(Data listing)
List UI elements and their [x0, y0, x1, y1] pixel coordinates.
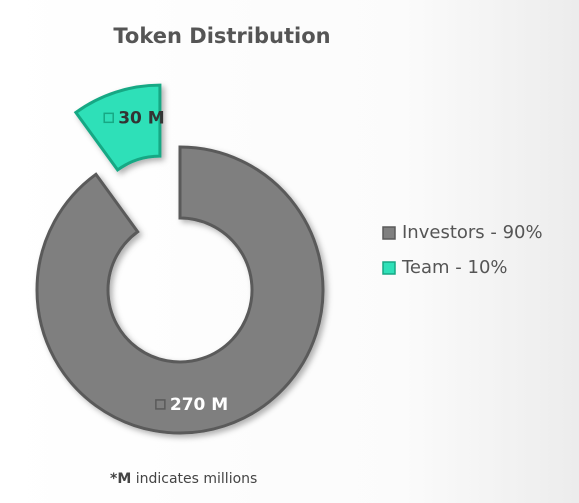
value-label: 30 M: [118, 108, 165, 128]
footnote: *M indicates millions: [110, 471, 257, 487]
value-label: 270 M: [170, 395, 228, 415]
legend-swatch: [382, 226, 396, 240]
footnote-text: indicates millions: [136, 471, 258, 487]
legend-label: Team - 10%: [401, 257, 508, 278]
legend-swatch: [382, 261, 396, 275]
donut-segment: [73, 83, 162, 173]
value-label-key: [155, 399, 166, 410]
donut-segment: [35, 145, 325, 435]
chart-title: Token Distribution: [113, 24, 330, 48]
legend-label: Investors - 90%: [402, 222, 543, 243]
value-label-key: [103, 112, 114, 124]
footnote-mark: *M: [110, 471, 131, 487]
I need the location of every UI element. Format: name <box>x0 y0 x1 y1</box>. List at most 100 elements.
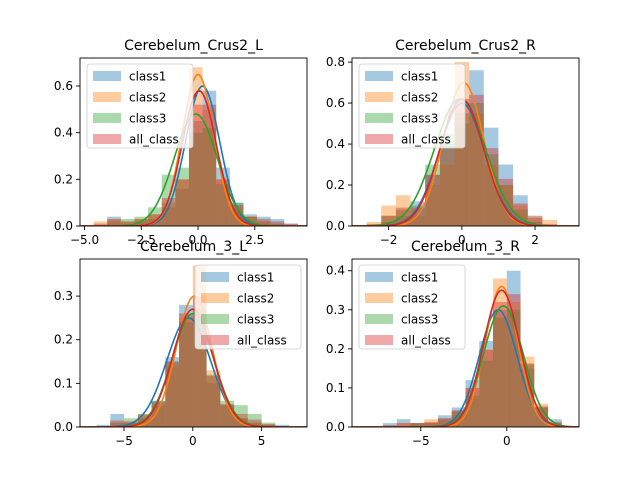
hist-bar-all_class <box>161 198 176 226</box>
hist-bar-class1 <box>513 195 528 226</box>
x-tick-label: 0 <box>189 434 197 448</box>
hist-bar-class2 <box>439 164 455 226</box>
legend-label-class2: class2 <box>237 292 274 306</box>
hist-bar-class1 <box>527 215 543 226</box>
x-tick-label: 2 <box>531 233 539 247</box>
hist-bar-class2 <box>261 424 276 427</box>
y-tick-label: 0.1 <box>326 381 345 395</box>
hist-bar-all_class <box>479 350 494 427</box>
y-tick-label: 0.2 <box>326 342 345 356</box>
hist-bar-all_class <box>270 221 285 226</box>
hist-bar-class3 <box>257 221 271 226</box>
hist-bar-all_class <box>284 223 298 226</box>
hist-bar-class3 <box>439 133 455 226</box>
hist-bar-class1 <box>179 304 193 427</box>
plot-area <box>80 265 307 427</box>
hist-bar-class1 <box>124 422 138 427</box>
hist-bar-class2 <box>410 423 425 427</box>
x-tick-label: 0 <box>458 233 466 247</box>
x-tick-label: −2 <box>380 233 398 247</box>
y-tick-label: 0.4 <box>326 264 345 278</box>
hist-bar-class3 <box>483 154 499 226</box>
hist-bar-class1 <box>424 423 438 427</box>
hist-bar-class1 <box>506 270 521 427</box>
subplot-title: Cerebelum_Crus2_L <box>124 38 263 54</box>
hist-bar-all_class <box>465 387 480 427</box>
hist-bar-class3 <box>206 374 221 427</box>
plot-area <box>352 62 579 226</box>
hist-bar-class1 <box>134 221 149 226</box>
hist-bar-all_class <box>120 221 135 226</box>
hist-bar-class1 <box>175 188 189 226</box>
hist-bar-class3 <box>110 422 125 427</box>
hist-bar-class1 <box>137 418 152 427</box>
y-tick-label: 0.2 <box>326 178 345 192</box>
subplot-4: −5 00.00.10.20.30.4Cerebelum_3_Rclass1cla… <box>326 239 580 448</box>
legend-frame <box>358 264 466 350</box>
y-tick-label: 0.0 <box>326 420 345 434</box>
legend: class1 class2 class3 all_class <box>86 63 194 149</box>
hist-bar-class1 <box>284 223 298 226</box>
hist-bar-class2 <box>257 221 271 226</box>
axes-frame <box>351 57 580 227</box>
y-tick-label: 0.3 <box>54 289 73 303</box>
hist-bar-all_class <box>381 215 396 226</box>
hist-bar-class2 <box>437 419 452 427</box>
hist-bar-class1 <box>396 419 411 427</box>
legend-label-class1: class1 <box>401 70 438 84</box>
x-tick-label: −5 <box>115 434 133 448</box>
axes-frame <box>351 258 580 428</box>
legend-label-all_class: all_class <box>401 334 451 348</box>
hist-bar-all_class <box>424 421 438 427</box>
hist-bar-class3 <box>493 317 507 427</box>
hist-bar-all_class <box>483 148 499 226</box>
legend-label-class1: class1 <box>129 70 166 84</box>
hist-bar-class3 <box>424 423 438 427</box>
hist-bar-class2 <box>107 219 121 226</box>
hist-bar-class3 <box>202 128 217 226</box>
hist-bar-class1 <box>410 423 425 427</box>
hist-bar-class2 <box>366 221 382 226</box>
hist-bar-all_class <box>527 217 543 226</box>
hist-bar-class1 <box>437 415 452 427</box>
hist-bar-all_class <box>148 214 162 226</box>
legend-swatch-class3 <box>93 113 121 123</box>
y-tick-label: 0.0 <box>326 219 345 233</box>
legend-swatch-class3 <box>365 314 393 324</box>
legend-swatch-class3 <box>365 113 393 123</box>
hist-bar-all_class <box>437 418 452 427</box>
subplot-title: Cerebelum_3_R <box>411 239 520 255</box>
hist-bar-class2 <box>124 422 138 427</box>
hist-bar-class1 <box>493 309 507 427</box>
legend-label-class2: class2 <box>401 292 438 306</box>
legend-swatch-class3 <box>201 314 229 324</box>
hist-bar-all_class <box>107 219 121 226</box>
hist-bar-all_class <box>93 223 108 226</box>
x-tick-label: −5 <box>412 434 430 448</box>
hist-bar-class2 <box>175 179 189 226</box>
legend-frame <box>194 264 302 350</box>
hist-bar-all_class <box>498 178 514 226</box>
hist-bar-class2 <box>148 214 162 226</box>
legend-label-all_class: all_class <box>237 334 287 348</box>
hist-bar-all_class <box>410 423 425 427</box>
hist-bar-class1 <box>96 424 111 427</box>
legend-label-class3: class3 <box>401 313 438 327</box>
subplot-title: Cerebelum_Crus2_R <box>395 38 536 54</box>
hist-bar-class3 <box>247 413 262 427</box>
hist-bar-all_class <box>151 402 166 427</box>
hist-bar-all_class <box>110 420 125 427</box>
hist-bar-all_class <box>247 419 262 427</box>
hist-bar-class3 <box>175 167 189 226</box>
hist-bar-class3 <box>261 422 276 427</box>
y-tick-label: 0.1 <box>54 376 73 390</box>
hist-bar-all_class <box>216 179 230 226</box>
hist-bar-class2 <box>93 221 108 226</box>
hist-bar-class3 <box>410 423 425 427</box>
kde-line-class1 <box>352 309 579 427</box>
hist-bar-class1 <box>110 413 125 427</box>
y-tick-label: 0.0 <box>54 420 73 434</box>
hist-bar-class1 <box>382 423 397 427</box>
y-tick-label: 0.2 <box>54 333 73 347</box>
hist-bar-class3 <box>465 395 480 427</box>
---
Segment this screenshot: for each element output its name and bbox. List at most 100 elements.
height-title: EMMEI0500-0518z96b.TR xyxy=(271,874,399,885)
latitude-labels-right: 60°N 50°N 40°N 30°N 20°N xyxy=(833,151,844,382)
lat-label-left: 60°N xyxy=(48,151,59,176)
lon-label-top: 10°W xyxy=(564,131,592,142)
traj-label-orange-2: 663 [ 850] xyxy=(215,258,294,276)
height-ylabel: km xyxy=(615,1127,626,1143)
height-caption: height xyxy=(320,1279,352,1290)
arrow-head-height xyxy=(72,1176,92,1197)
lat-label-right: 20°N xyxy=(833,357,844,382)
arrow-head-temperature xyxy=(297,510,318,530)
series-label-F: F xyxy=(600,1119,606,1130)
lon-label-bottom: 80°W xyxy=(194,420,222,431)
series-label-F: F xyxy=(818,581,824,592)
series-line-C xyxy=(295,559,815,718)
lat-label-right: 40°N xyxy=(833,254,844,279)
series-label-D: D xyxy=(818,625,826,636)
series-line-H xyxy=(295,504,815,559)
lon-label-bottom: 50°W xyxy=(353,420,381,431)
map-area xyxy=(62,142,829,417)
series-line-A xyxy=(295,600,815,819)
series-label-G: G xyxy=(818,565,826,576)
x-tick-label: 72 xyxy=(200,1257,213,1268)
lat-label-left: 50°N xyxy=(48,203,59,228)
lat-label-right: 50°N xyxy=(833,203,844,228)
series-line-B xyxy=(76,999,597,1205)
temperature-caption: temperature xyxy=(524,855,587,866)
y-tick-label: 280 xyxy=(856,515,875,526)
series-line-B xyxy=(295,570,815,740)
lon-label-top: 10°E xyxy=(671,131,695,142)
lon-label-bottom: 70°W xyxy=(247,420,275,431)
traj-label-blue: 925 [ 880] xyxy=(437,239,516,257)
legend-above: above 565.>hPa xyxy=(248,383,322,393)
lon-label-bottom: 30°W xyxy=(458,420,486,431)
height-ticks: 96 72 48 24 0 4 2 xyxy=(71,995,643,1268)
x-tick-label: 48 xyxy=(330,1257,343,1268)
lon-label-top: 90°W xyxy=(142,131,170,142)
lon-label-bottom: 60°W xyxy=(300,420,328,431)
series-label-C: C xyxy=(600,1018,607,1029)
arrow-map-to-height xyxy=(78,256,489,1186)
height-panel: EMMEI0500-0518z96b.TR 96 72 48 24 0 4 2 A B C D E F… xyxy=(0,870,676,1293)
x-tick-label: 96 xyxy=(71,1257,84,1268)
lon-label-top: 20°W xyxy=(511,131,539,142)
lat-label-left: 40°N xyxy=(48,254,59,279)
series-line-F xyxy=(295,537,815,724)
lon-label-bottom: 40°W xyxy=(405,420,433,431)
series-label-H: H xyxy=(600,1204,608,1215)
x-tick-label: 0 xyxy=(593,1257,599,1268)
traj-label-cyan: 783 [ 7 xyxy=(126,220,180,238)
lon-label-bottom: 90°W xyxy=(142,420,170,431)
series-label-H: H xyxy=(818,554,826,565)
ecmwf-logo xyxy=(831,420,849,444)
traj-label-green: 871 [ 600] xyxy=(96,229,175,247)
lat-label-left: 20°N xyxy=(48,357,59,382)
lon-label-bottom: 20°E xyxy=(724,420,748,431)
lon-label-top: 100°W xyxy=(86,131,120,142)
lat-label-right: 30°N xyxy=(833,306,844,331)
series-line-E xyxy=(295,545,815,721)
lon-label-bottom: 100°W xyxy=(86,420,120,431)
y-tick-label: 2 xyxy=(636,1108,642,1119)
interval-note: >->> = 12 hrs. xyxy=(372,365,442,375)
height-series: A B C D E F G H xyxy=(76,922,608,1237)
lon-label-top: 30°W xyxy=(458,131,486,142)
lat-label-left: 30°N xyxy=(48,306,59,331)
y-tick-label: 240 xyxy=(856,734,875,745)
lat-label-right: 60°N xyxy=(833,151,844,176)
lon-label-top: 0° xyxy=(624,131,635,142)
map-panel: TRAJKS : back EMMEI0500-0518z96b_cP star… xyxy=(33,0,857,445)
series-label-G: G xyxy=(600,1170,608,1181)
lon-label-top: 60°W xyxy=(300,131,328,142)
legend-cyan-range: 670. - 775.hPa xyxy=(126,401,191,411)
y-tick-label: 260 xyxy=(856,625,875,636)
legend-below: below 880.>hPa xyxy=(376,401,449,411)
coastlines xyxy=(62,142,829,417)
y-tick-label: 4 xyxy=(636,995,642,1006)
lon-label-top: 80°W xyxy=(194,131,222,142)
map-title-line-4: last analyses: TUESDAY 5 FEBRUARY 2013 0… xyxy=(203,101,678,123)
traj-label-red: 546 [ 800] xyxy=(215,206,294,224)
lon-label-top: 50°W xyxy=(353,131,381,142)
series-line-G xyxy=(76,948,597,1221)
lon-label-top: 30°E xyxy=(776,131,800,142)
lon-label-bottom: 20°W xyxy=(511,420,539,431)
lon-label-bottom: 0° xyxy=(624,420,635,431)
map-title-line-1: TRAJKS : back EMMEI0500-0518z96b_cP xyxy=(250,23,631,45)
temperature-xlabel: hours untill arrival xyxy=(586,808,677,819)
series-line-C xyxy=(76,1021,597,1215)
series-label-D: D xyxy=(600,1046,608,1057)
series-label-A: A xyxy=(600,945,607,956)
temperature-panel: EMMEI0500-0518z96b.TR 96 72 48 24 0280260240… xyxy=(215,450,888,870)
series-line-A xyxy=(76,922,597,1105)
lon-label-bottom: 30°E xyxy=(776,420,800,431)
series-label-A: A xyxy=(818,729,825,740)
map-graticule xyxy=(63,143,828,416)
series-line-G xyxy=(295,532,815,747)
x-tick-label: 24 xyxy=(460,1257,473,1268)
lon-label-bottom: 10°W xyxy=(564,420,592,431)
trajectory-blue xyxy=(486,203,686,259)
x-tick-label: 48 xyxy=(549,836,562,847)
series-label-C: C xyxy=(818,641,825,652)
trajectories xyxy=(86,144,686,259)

EXERCISE INSTRUCTIONS: Rewrite the records from the line with "List UI elements" up to and including the line with "I need the location" as a numbered list, skipping blank lines and omitting the pictures.

OUTPUT OF THE TASK:
1. List UI elements and their [x0, y0, x1, y1] pixel coordinates.
2. value-label: 30 M: [118, 108, 165, 128]
3. footnote: *M indicates millions: [110, 471, 257, 487]
4. value-label: 270 M: [170, 395, 228, 415]
5. legend-swatch: [382, 226, 396, 240]
6. footnote-text: indicates millions: [136, 471, 258, 487]
7. legend-label: Team - 10%: [401, 257, 508, 278]
8. legend-swatch: [382, 261, 396, 275]
9. donut-segment: [73, 83, 162, 173]
10. value-label-key: [155, 399, 166, 410]
11. donut-segment: [35, 145, 325, 435]
12. chart-title: Token Distribution: [113, 24, 330, 48]
13. legend-label: Investors - 90%: [402, 222, 543, 243]
14. value-label-key: [103, 112, 114, 124]
15. footnote-mark: *M: [110, 471, 131, 487]
16. I need the location of every UI element. Format: name <box>x0 y0 x1 y1</box>. List at most 100 elements.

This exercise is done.